Copy all lines that contain the word "houses".

------------------------------------------------------------------------

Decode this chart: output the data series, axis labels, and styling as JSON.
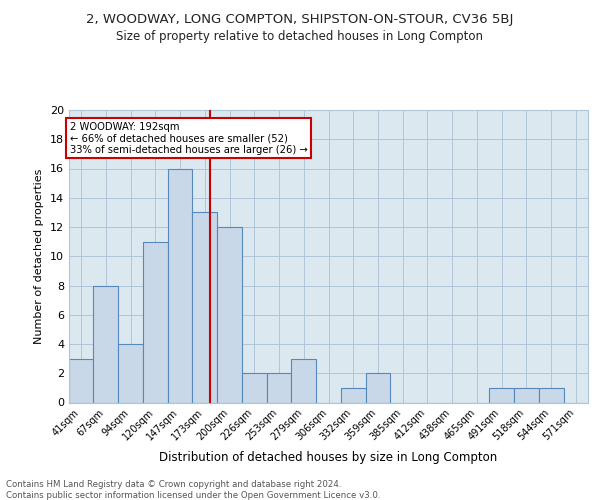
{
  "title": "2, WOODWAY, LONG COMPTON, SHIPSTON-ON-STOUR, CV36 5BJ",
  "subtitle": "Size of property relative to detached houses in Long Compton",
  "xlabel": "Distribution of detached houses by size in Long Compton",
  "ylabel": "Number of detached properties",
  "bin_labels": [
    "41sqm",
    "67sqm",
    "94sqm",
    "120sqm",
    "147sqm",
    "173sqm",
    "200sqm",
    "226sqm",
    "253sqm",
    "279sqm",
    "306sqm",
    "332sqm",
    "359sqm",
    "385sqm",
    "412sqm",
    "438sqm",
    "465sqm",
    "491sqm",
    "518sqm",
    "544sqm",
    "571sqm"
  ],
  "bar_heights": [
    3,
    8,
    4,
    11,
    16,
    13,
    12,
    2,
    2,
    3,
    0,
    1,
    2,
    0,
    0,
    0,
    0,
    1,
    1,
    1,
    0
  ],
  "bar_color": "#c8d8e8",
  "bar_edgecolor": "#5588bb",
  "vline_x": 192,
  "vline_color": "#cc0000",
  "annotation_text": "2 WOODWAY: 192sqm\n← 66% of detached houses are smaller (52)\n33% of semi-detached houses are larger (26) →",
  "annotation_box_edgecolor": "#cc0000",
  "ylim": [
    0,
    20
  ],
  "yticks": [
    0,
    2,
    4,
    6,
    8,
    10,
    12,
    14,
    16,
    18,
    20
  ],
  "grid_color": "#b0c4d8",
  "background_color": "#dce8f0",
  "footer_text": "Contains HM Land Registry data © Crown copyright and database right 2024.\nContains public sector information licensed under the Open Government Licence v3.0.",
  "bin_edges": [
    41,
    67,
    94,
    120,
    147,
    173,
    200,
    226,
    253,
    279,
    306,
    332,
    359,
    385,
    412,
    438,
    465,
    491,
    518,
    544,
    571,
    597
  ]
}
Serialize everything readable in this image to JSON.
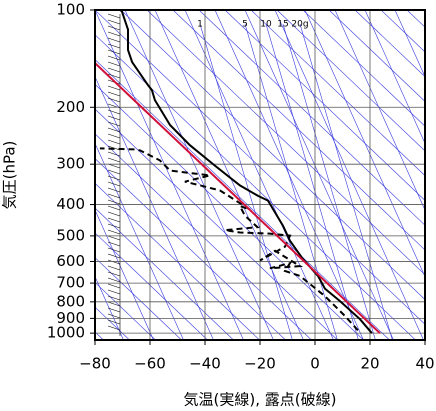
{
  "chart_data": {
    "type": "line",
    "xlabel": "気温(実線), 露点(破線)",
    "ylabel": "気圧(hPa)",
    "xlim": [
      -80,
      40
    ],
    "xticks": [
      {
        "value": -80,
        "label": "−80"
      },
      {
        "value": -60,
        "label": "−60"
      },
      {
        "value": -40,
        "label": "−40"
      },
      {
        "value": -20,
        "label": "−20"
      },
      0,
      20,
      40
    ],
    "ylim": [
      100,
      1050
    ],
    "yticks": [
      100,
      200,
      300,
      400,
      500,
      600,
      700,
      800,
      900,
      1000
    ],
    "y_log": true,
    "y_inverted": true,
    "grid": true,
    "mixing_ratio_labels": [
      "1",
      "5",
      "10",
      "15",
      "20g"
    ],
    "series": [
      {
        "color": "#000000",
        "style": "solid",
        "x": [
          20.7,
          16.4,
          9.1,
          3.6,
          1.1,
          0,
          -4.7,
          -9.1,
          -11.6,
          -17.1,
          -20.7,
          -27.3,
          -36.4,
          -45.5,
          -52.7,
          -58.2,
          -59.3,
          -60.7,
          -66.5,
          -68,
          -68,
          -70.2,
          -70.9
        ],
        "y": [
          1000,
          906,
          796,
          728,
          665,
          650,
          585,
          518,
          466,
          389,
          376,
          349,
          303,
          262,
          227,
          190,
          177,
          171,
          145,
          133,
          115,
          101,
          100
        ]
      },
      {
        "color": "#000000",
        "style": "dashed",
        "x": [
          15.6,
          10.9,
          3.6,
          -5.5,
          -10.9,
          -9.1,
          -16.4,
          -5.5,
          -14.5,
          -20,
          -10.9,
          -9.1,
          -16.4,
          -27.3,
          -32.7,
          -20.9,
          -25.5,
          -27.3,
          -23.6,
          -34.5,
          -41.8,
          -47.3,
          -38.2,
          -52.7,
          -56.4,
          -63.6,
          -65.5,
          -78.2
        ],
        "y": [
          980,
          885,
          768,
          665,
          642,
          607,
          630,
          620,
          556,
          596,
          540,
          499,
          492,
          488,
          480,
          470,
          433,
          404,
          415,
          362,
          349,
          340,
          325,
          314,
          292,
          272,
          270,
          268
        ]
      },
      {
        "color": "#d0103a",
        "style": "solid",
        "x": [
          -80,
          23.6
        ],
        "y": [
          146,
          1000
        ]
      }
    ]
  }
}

------------------------------------------------------------------------

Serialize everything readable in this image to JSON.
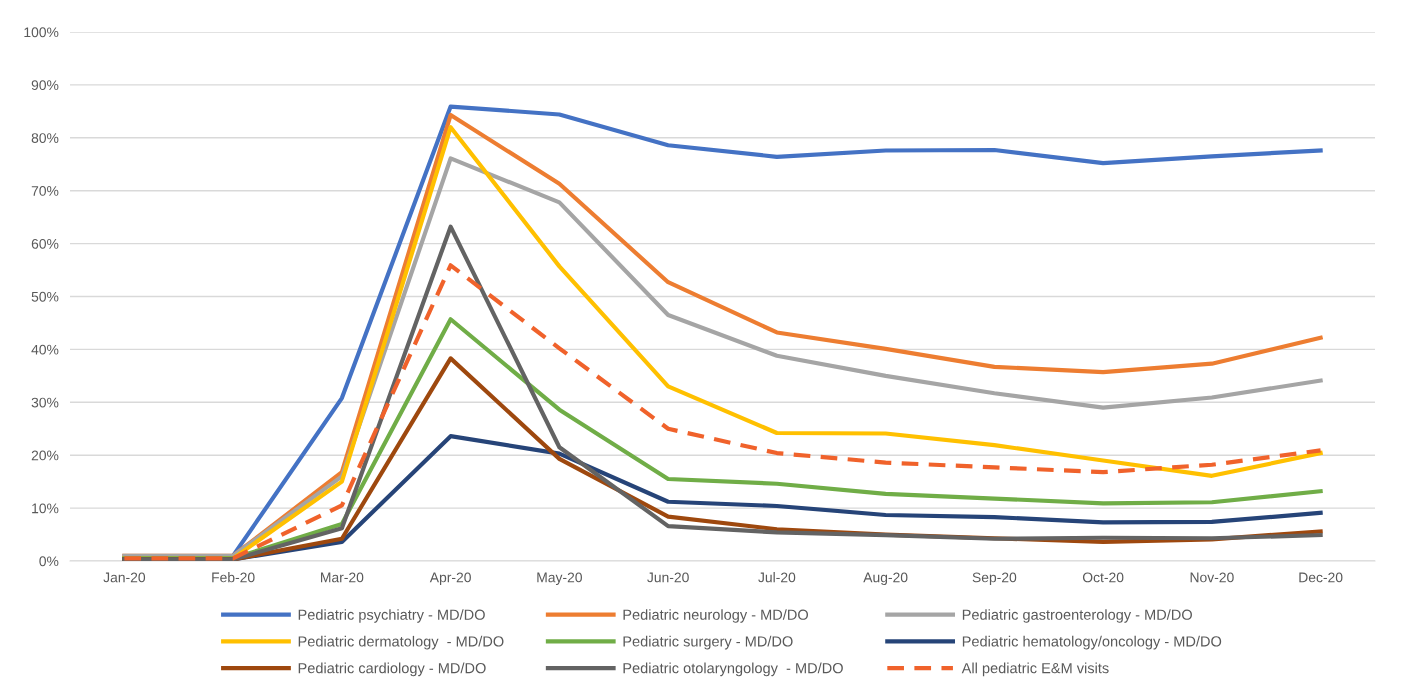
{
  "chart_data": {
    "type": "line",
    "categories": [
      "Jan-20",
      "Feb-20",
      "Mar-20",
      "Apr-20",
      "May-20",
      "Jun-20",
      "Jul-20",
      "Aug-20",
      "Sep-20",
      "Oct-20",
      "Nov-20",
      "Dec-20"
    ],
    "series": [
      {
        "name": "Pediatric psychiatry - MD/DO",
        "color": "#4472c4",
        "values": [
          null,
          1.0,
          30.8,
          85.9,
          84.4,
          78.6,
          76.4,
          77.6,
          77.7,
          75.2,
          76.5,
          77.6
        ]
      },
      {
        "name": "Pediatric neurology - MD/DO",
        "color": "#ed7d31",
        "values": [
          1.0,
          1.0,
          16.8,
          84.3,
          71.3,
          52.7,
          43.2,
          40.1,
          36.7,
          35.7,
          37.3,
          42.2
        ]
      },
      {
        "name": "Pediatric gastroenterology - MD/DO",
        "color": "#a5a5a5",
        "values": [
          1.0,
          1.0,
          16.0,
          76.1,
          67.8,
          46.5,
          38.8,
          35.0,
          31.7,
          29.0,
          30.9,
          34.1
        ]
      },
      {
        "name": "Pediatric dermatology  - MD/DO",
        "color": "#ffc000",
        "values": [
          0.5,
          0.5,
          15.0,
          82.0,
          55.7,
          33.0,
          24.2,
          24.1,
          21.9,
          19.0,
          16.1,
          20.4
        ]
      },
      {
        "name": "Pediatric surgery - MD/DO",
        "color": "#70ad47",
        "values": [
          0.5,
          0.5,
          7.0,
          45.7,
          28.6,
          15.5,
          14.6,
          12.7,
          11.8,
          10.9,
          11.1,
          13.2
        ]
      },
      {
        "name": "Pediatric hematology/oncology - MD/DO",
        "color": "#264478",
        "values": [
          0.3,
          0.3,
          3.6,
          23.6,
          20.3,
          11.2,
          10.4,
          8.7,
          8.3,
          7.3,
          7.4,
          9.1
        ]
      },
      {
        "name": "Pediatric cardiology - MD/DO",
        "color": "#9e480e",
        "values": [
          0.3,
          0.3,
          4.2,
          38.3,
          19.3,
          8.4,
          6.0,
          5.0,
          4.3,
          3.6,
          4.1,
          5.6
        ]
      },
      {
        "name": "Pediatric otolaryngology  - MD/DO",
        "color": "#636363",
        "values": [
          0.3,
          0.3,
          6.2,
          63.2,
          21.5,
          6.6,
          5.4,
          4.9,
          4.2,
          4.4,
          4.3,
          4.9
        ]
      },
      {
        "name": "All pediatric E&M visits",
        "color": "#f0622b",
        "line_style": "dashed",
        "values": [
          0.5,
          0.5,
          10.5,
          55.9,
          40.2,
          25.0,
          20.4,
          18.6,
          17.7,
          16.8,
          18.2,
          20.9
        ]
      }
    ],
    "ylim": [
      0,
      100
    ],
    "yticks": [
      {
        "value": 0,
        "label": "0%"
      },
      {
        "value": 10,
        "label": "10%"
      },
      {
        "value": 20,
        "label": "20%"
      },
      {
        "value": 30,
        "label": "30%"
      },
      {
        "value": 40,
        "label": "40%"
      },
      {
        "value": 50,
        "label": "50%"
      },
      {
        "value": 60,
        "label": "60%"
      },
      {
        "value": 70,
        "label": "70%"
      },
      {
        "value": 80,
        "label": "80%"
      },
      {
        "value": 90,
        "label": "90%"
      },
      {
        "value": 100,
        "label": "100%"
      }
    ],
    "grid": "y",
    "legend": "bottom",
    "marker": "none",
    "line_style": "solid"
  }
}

------------------------------------------------------------------------

▸ **REPLY**
  "subtitle": "Size of property relative to detached houses in Long Compton",
  "xlabel": "Distribution of detached houses by size in Long Compton",
  "annotation_text": "2 WOODWAY: 192sqm\n← 66% of detached houses are smaller (52)\n33% of semi-detached houses are larger (26) →",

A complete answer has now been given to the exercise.